-- Start RECORDS TO USE --

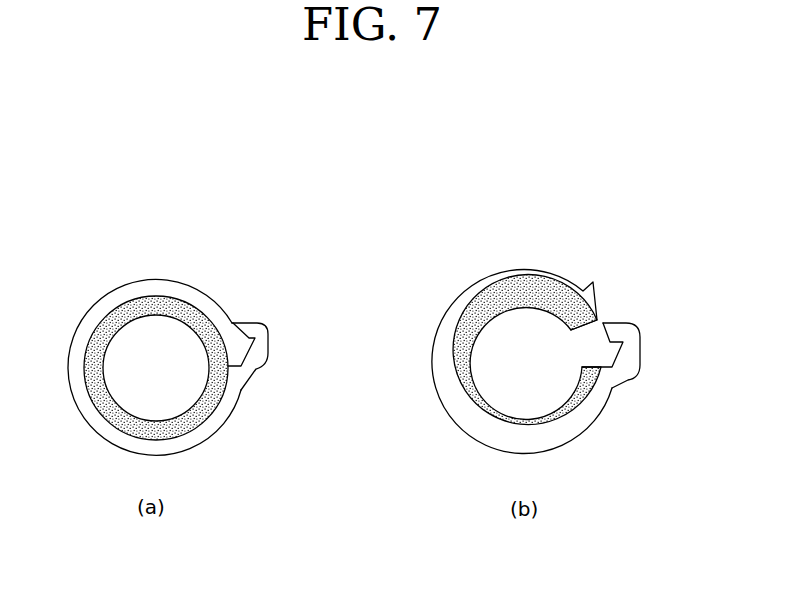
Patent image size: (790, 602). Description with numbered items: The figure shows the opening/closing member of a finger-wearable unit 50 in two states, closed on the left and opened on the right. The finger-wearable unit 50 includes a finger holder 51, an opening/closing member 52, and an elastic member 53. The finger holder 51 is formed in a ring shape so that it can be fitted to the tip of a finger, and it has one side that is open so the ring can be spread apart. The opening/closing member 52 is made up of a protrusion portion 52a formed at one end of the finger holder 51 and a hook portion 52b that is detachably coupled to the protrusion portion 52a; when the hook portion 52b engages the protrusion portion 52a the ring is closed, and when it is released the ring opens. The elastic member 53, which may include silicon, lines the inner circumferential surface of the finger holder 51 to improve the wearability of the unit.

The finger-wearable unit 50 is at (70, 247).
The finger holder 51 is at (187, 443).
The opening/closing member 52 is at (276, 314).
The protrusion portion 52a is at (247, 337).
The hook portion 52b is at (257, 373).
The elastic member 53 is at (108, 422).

-- End RECORDS TO USE --
-- Start RECORDS TO USE --

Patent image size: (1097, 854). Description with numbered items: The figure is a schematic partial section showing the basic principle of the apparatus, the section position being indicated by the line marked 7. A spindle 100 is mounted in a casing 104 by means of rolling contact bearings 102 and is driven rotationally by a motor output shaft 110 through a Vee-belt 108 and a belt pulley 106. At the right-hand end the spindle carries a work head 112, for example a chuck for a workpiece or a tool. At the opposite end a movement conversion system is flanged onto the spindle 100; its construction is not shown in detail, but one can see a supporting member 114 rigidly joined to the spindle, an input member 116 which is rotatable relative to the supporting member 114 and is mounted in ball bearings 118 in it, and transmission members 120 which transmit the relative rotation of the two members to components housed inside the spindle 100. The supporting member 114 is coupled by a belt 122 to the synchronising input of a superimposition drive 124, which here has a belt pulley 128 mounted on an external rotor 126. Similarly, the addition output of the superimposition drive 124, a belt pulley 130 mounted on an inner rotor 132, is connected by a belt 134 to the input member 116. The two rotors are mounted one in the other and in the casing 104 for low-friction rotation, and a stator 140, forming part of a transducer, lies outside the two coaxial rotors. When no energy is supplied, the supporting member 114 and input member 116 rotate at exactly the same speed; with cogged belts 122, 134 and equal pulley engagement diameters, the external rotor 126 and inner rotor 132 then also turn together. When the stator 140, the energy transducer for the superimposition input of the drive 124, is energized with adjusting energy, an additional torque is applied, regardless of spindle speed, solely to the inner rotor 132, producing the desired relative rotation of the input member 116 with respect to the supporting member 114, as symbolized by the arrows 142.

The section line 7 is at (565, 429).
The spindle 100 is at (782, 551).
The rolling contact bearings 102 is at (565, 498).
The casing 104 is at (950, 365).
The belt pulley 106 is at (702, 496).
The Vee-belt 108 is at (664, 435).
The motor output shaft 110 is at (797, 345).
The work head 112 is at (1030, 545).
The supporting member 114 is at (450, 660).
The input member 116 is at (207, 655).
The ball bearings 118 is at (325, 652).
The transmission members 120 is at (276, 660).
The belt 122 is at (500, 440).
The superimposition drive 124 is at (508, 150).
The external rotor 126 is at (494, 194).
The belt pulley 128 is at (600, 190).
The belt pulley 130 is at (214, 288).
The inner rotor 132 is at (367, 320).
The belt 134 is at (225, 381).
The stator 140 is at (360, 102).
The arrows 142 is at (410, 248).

-- End RECORDS TO USE --

### [PROBLEM TO WORK ON]
Reproduce the material word for word, starting at the line that contains "Patent image size: (790, 602)." and stopping after the line that contains "The elastic member 53 is at (108, 422).".

### [CORRECT RESPONSE]
Patent image size: (790, 602). Description with numbered items: The figure shows the opening/closing member of a finger-wearable unit 50 in two states, closed on the left and opened on the right. The finger-wearable unit 50 includes a finger holder 51, an opening/closing member 52, and an elastic member 53. The finger holder 51 is formed in a ring shape so that it can be fitted to the tip of a finger, and it has one side that is open so the ring can be spread apart. The opening/closing member 52 is made up of a protrusion portion 52a formed at one end of the finger holder 51 and a hook portion 52b that is detachably coupled to the protrusion portion 52a; when the hook portion 52b engages the protrusion portion 52a the ring is closed, and when it is released the ring opens. The elastic member 53, which may include silicon, lines the inner circumferential surface of the finger holder 51 to improve the wearability of the unit.

The finger-wearable unit 50 is at (70, 247).
The finger holder 51 is at (187, 443).
The opening/closing member 52 is at (276, 314).
The protrusion portion 52a is at (247, 337).
The hook portion 52b is at (257, 373).
The elastic member 53 is at (108, 422).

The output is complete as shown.